## Sunulan alıntı
= = = =
EGEDESONSÖZ – İzmir Şoförler ve Otomobilciler Odası Başkanı Erkan Özkan, SONSÖZ TV’de Gazeteci yazar Muhittin Akbel’in sorularını yanıtladı. Sektörün sorunlarını ve genel kurul öncesi gelişmeleri değerlendiren Başkan Özkan, bir yıllık görev süresinde yaptığı öne çıkan hizmetleri anlattı.
MÜLKİYET YASA TASARISI GÜNDEMDEN DÜŞT
Başkan Özkan, Oda’nın, geçmişte yaşanan bazı olaylardan dolayı ivme kaybetme sürecine girdiğini hatırlatarak, “Göreve gelir gelmez, yönetim kurulundaki arkadaşlarımla birlikte durumu rehabilite ederek Oda’mızı eski durumuna getirdik” dedi. Özkan, şunları söyledi:
“Başkan olduktan sonra esnafımızı zorlayan sorunların çözümü için yoğun bir çalışma başlattık. Mesela ara ara gündeme gelen mülkiyet yasa tasarısı vardı. Ortada kazanılmış bir hak vardı. Yıllar önce devletin Bakanlar Kurulu kararıyla verilen bir haktan söz ediyorum. O hakkın geri alınması söz konusu olunca hemen devreye girdik. Diğer illerin oda başkanlarıyla irtibata geçerek, Birlik Başkanımız Yalçın Ata’nın himayesinde, Federasyon Başkanımız Mehmet Yiğiner ile birlikte Ankara’da TBMM nezdinde ilgili komisyonlarda söz konusu mülkiyet yasa tasarısıyla ilgili çekincelerimizi dile getirdik. Yasayla verilmiş haklarımızı ve neler olması gerektiğini anlattık. Sonuçta ikna ettik ve bu konunun gündemden düşmesini sağladık. Bir yıl içinde yaptığımız en önemli işlerden birisi budur. Esnafımızın ekmeğini büyütmek için biz bu görevlerdeyiz. İzmir’in ihtiyacı olmadığı halde gündeme 2025 yılbaşı itibariyle ticari taksi sayısının artırılması gündeme gelmişti. Piyasaya 200 adet yeni taksinin sokulması gündeme geldi ve bu talebi, yaptırdığımız bilimsel bir araştırmanın sonuçlarını ortaya koyarak çürüttük. Bilimsel araştırmada, şu anda İzmir’de yeni ticari taksiye ihtiyaç olmadığını, ihtiyacın sadece İzmir trafiğinin pik saatlerinde yaşandığını ortaya koyunca, Büyükşehir de bu konuyu gündemden düşürdü. Tüm büyükşehirlerde korsan taşımacılık kabus haline geldi. İstanbul, ilk davayı açtı. İzmir, ilklerin şehri olmasına rağmen maalesef bu konuda ilk adımı atan olamadık. Göreve başlar başlamaz, yönetim kurulundaki arkadaşlarımla konuyu konuştuk ve bu davaya biz de İzmir olarak müdahil olduk. Bir yıldır tüm duruşmalara katıldım. ÖTV sorununu hep gündemde tuttuk, ama çözemedik. Sesimizi her zaman duyurduk. Araçlarını yenilemek isteyen esnafımızl için çeşitli firmalarla görüştük, fırsat yarattırdık.”
= = = =
Bir koleksiyondan çıkarılmış veriler

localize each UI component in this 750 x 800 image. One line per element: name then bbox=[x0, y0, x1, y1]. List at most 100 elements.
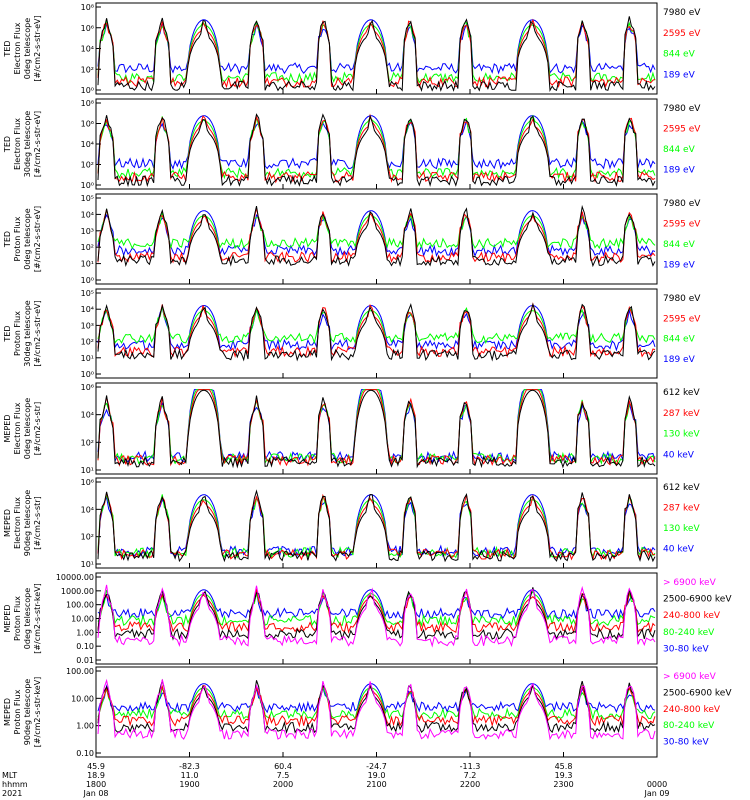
x-tick-label: 1900 bbox=[179, 780, 199, 789]
legend-entry: 612 keV bbox=[663, 483, 700, 493]
y-axis-label-line: [#/cm2-s-str-eV] bbox=[33, 111, 42, 177]
legend-entry: 30-80 keV bbox=[663, 644, 709, 654]
y-axis-label-line: 0deg telescope bbox=[23, 18, 32, 79]
y-tick-label: 10⁴ bbox=[81, 505, 94, 514]
y-axis-label-line: 90deg telescope bbox=[23, 490, 32, 557]
legend-entry: 844 eV bbox=[663, 335, 696, 345]
y-axis-label-line: 30deg telescope bbox=[23, 300, 32, 367]
y-tick-label: 1000.00 bbox=[61, 587, 94, 596]
series-trace bbox=[97, 204, 656, 268]
y-axis-label-line: [#/cm2-s-str-eV] bbox=[33, 300, 42, 366]
series-trace bbox=[97, 489, 656, 563]
y-tick-label: 10³ bbox=[81, 227, 94, 236]
y-axis-label-line: Proton Flux bbox=[13, 689, 22, 734]
y-tick-label: 10⁴ bbox=[81, 140, 94, 149]
y-tick-label: 10⁰ bbox=[81, 370, 94, 379]
y-tick-label: 10.00 bbox=[71, 615, 94, 624]
y-axis-label: TED Electron Flux 30deg telescope [#/cm2-s-… bbox=[3, 111, 42, 178]
x-tick-label: 45.9 bbox=[87, 762, 105, 771]
series-trace bbox=[97, 208, 656, 250]
y-axis-label: TED Electron Flux 0deg telescope [#/cm2-s-s… bbox=[3, 15, 42, 81]
y-tick-label: 10.00 bbox=[71, 694, 94, 703]
y-tick-label: 1.00 bbox=[76, 628, 94, 637]
x-tick-label: 7.2 bbox=[464, 771, 477, 780]
y-tick-label: 10⁴ bbox=[81, 305, 94, 314]
x-tick-label: 0000 bbox=[647, 780, 667, 789]
series-trace bbox=[97, 494, 656, 558]
series-trace bbox=[97, 208, 656, 264]
y-axis-label-line: [#/cm2-s-str-eV] bbox=[33, 15, 42, 81]
y-tick-label: 10⁶ bbox=[81, 120, 94, 129]
y-axis-label: MEPED Electron Flux 0deg telescope [#/cm2-s… bbox=[3, 398, 42, 459]
legend-entry: 2500-6900 keV bbox=[663, 595, 732, 605]
series-trace bbox=[97, 589, 656, 628]
y-tick-label: 10⁴ bbox=[81, 210, 94, 219]
y-tick-label: 0.01 bbox=[76, 656, 94, 665]
series-trace bbox=[97, 113, 656, 184]
y-tick-label: 10⁶ bbox=[81, 478, 94, 487]
x-tick-label: 7.5 bbox=[277, 771, 290, 780]
legend-entry: 40 keV bbox=[663, 545, 695, 555]
y-axis-label-line: 0deg telescope bbox=[23, 398, 32, 459]
y-tick-label: 10⁵ bbox=[81, 289, 94, 298]
legend-entry: 2595 eV bbox=[663, 314, 701, 324]
series-trace bbox=[97, 114, 656, 180]
y-axis-label-line: Electron Flux bbox=[13, 497, 22, 549]
series-trace bbox=[97, 683, 656, 714]
y-axis-label-line: TED bbox=[3, 136, 12, 153]
series-trace bbox=[97, 389, 656, 469]
x-row-label: hhmm bbox=[2, 780, 28, 789]
series-trace bbox=[97, 302, 656, 359]
legend-entry: 2595 eV bbox=[663, 220, 701, 230]
x-row-label: MLT bbox=[2, 771, 17, 780]
x-tick-label: 11.0 bbox=[181, 771, 199, 780]
legend-entry: 30-80 keV bbox=[663, 738, 709, 748]
x-tick-label: 2200 bbox=[460, 780, 480, 789]
x-tick-label: 19.3 bbox=[555, 771, 573, 780]
y-axis-label-line: 0deg telescope bbox=[23, 208, 32, 269]
y-axis-label-line: Electron Flux bbox=[13, 22, 22, 74]
panel-5: 10⁶ 10⁴ 10² 10¹ MEPED Electron Flux 0deg teles… bbox=[3, 382, 700, 475]
y-axis-label: MEPED Proton Flux 0deg telescope [#/cm2-s-s… bbox=[3, 583, 42, 654]
panel-frame bbox=[95, 572, 658, 665]
legend-entry: 287 keV bbox=[663, 504, 700, 514]
panel-4: 10⁵ 10⁴ 10³ 10² 10¹ 10⁰ TED Proton Flux 30deg te… bbox=[3, 288, 701, 379]
y-axis-label: TED Proton Flux 0deg telescope [#/cm2-s-str… bbox=[3, 206, 42, 272]
y-tick-label: 10000.00 bbox=[56, 573, 94, 582]
y-tick-label: 10² bbox=[81, 65, 94, 74]
y-tick-label: 10⁵ bbox=[81, 194, 94, 203]
legend-entry: > 6900 keV bbox=[663, 578, 717, 588]
y-axis-label: MEPED Electron Flux 90deg telescope [#/cm2-… bbox=[3, 490, 42, 557]
y-tick-label: 10⁰ bbox=[81, 86, 94, 95]
series-trace bbox=[97, 678, 656, 741]
y-tick-label: 0.10 bbox=[76, 642, 94, 651]
y-axis-label-line: TED bbox=[3, 40, 12, 57]
y-axis-label-line: Proton Flux bbox=[13, 311, 22, 356]
panel-8: 100.00 10.00 1.00 0.10 MEPED Proton Flux 90deg… bbox=[3, 666, 732, 758]
y-tick-label: 10⁴ bbox=[81, 411, 94, 420]
series-trace bbox=[97, 389, 656, 464]
y-axis-label: MEPED Proton Flux 90deg telescope [#/cm2-s-… bbox=[3, 677, 42, 748]
x-row-label: 2021 bbox=[2, 789, 22, 798]
panel-1: 10⁸ 10⁶ 10⁴ 10² 10⁰ TED Electron Flux 0deg tele… bbox=[3, 2, 701, 95]
panel-7: 10000.00 1000.00 100.00 10.00 1.00 0.10 0.01 ME… bbox=[3, 572, 732, 665]
y-axis-label-line: [#/cm2-s-str-keV] bbox=[33, 583, 42, 654]
legend-entry: 130 keV bbox=[663, 430, 700, 440]
y-axis-label-line: [#/cm2-s-str] bbox=[33, 402, 42, 455]
x-tick-label: 60.4 bbox=[274, 762, 292, 771]
y-axis-label-line: Electron Flux bbox=[13, 118, 22, 170]
y-tick-label: 1.00 bbox=[76, 722, 94, 731]
series-trace bbox=[97, 684, 656, 728]
y-tick-label: 10¹ bbox=[81, 560, 94, 569]
series-trace bbox=[97, 389, 656, 467]
panel-frame bbox=[95, 193, 658, 285]
y-tick-label: 10² bbox=[81, 533, 94, 542]
legend-entry: 189 eV bbox=[663, 70, 696, 80]
y-tick-label: 10⁶ bbox=[81, 24, 94, 33]
legend-entry: 7980 eV bbox=[663, 104, 701, 114]
series-trace bbox=[97, 304, 656, 352]
x-tick-label: 2300 bbox=[553, 780, 573, 789]
y-tick-label: 10¹ bbox=[81, 354, 94, 363]
series-trace bbox=[97, 389, 656, 465]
= = = =
Alıntıda "EGEDESONSÖZ – İzmir" ile başlayıp "çıkan hizmetleri anlattı." sözlerine kadar uzanan bölümü, "öne çıkan" yerine "dikkat çeken" koyarak yeniden yazar mısınız?

EGEDESONSÖZ – İzmir Şoförler ve Otomobilciler Odası Başkanı Erkan Özkan, SONSÖZ TV’de Gazeteci yazar Muhittin Akbel’in sorularını yanıtladı. Sektörün sorunlarını ve genel kurul öncesi gelişmeleri değerlendiren Başkan Özkan, bir yıllık görev süresinde yaptığı dikkat çeken hizmetleri anlattı.